Stored dataset items:
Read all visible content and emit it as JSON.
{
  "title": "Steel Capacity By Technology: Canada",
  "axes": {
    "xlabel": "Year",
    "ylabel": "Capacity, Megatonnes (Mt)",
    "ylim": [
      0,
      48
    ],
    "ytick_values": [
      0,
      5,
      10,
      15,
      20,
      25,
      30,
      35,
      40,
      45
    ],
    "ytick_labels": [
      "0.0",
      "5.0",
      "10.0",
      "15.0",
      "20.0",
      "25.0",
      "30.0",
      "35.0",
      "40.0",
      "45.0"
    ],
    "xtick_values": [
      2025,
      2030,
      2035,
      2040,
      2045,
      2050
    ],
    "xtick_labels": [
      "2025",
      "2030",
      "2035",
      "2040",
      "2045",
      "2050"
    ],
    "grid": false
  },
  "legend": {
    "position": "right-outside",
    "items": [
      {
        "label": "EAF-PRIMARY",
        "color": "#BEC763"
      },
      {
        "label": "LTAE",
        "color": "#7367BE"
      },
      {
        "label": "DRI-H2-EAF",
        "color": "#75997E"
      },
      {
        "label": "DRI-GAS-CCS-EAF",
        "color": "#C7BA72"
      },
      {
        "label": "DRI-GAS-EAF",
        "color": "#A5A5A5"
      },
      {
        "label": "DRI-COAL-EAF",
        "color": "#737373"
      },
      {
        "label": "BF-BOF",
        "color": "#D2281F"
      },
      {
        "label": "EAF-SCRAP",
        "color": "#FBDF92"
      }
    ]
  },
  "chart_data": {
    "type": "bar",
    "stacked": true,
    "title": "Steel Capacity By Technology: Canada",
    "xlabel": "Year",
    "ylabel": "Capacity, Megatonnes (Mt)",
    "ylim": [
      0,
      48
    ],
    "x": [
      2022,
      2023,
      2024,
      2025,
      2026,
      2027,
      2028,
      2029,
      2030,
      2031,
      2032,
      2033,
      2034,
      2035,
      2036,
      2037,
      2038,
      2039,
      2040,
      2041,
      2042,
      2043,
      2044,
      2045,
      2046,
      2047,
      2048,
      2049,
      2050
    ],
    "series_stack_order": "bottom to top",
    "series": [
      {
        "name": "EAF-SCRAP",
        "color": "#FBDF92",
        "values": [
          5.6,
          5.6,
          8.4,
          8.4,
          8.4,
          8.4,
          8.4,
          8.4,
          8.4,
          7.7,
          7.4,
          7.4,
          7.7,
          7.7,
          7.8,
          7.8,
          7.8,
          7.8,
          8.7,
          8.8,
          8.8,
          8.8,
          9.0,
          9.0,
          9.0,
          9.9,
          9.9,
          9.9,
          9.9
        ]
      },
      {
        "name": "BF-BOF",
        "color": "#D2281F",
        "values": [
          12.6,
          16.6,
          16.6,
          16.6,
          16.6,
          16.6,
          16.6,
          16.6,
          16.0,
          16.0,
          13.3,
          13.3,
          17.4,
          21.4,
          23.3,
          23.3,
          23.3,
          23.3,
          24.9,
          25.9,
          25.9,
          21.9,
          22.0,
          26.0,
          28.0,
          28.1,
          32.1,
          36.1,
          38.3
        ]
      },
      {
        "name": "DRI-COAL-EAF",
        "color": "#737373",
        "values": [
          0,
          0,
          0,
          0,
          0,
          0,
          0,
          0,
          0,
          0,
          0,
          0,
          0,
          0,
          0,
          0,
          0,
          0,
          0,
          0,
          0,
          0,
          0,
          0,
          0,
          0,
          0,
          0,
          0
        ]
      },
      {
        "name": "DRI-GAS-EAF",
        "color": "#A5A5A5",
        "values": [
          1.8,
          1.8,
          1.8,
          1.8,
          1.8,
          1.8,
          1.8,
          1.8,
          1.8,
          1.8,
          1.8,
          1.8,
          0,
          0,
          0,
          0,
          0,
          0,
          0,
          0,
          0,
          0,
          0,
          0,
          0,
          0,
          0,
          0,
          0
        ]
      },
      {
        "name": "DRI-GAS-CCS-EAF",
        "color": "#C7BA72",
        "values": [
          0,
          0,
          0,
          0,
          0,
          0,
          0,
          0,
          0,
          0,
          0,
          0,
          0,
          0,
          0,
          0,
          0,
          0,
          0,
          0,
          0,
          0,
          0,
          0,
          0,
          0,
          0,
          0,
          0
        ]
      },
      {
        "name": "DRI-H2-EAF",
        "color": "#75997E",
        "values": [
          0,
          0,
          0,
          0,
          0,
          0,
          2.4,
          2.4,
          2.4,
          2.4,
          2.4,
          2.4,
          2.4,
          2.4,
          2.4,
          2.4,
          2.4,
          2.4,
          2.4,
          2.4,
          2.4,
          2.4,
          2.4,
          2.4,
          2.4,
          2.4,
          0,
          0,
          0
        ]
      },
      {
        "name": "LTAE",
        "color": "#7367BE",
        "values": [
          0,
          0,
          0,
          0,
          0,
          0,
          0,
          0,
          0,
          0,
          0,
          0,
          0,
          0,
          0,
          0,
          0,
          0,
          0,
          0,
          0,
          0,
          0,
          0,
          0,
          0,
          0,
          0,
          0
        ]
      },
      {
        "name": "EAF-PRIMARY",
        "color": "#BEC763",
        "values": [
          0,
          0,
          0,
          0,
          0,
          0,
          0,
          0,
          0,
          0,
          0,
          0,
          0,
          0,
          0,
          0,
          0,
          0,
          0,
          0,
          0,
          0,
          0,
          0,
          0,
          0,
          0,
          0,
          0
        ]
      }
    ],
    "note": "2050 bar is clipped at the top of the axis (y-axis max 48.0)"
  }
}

▶ **Your goal**:
The records above must be output exactly, in full.

▶ **Completed task**:
Read all visible content and emit it as JSON.
{
  "title": "Steel Capacity By Technology: Canada",
  "axes": {
    "xlabel": "Year",
    "ylabel": "Capacity, Megatonnes (Mt)",
    "ylim": [
      0,
      48
    ],
    "ytick_values": [
      0,
      5,
      10,
      15,
      20,
      25,
      30,
      35,
      40,
      45
    ],
    "ytick_labels": [
      "0.0",
      "5.0",
      "10.0",
      "15.0",
      "20.0",
      "25.0",
      "30.0",
      "35.0",
      "40.0",
      "45.0"
    ],
    "xtick_values": [
      2025,
      2030,
      2035,
      2040,
      2045,
      2050
    ],
    "xtick_labels": [
      "2025",
      "2030",
      "2035",
      "2040",
      "2045",
      "2050"
    ],
    "grid": false
  },
  "legend": {
    "position": "right-outside",
    "items": [
      {
        "label": "EAF-PRIMARY",
        "color": "#BEC763"
      },
      {
        "label": "LTAE",
        "color": "#7367BE"
      },
      {
        "label": "DRI-H2-EAF",
        "color": "#75997E"
      },
      {
        "label": "DRI-GAS-CCS-EAF",
        "color": "#C7BA72"
      },
      {
        "label": "DRI-GAS-EAF",
        "color": "#A5A5A5"
      },
      {
        "label": "DRI-COAL-EAF",
        "color": "#737373"
      },
      {
        "label": "BF-BOF",
        "color": "#D2281F"
      },
      {
        "label": "EAF-SCRAP",
        "color": "#FBDF92"
      }
    ]
  },
  "chart_data": {
    "type": "bar",
    "stacked": true,
    "title": "Steel Capacity By Technology: Canada",
    "xlabel": "Year",
    "ylabel": "Capacity, Megatonnes (Mt)",
    "ylim": [
      0,
      48
    ],
    "x": [
      2022,
      2023,
      2024,
      2025,
      2026,
      2027,
      2028,
      2029,
      2030,
      2031,
      2032,
      2033,
      2034,
      2035,
      2036,
      2037,
      2038,
      2039,
      2040,
      2041,
      2042,
      2043,
      2044,
      2045,
      2046,
      2047,
      2048,
      2049,
      2050
    ],
    "series_stack_order": "bottom to top",
    "series": [
      {
        "name": "EAF-SCRAP",
        "color": "#FBDF92",
        "values": [
          5.6,
          5.6,
          8.4,
          8.4,
          8.4,
          8.4,
          8.4,
          8.4,
          8.4,
          7.7,
          7.4,
          7.4,
          7.7,
          7.7,
          7.8,
          7.8,
          7.8,
          7.8,
          8.7,
          8.8,
          8.8,
          8.8,
          9.0,
          9.0,
          9.0,
          9.9,
          9.9,
          9.9,
          9.9
        ]
      },
      {
        "name": "BF-BOF",
        "color": "#D2281F",
        "values": [
          12.6,
          16.6,
          16.6,
          16.6,
          16.6,
          16.6,
          16.6,
          16.6,
          16.0,
          16.0,
          13.3,
          13.3,
          17.4,
          21.4,
          23.3,
          23.3,
          23.3,
          23.3,
          24.9,
          25.9,
          25.9,
          21.9,
          22.0,
          26.0,
          28.0,
          28.1,
          32.1,
          36.1,
          38.3
        ]
      },
      {
        "name": "DRI-COAL-EAF",
        "color": "#737373",
        "values": [
          0,
          0,
          0,
          0,
          0,
          0,
          0,
          0,
          0,
          0,
          0,
          0,
          0,
          0,
          0,
          0,
          0,
          0,
          0,
          0,
          0,
          0,
          0,
          0,
          0,
          0,
          0,
          0,
          0
        ]
      },
      {
        "name": "DRI-GAS-EAF",
        "color": "#A5A5A5",
        "values": [
          1.8,
          1.8,
          1.8,
          1.8,
          1.8,
          1.8,
          1.8,
          1.8,
          1.8,
          1.8,
          1.8,
          1.8,
          0,
          0,
          0,
          0,
          0,
          0,
          0,
          0,
          0,
          0,
          0,
          0,
          0,
          0,
          0,
          0,
          0
        ]
      },
      {
        "name": "DRI-GAS-CCS-EAF",
        "color": "#C7BA72",
        "values": [
          0,
          0,
          0,
          0,
          0,
          0,
          0,
          0,
          0,
          0,
          0,
          0,
          0,
          0,
          0,
          0,
          0,
          0,
          0,
          0,
          0,
          0,
          0,
          0,
          0,
          0,
          0,
          0,
          0
        ]
      },
      {
        "name": "DRI-H2-EAF",
        "color": "#75997E",
        "values": [
          0,
          0,
          0,
          0,
          0,
          0,
          2.4,
          2.4,
          2.4,
          2.4,
          2.4,
          2.4,
          2.4,
          2.4,
          2.4,
          2.4,
          2.4,
          2.4,
          2.4,
          2.4,
          2.4,
          2.4,
          2.4,
          2.4,
          2.4,
          2.4,
          0,
          0,
          0
        ]
      },
      {
        "name": "LTAE",
        "color": "#7367BE",
        "values": [
          0,
          0,
          0,
          0,
          0,
          0,
          0,
          0,
          0,
          0,
          0,
          0,
          0,
          0,
          0,
          0,
          0,
          0,
          0,
          0,
          0,
          0,
          0,
          0,
          0,
          0,
          0,
          0,
          0
        ]
      },
      {
        "name": "EAF-PRIMARY",
        "color": "#BEC763",
        "values": [
          0,
          0,
          0,
          0,
          0,
          0,
          0,
          0,
          0,
          0,
          0,
          0,
          0,
          0,
          0,
          0,
          0,
          0,
          0,
          0,
          0,
          0,
          0,
          0,
          0,
          0,
          0,
          0,
          0
        ]
      }
    ],
    "note": "2050 bar is clipped at the top of the axis (y-axis max 48.0)"
  }
}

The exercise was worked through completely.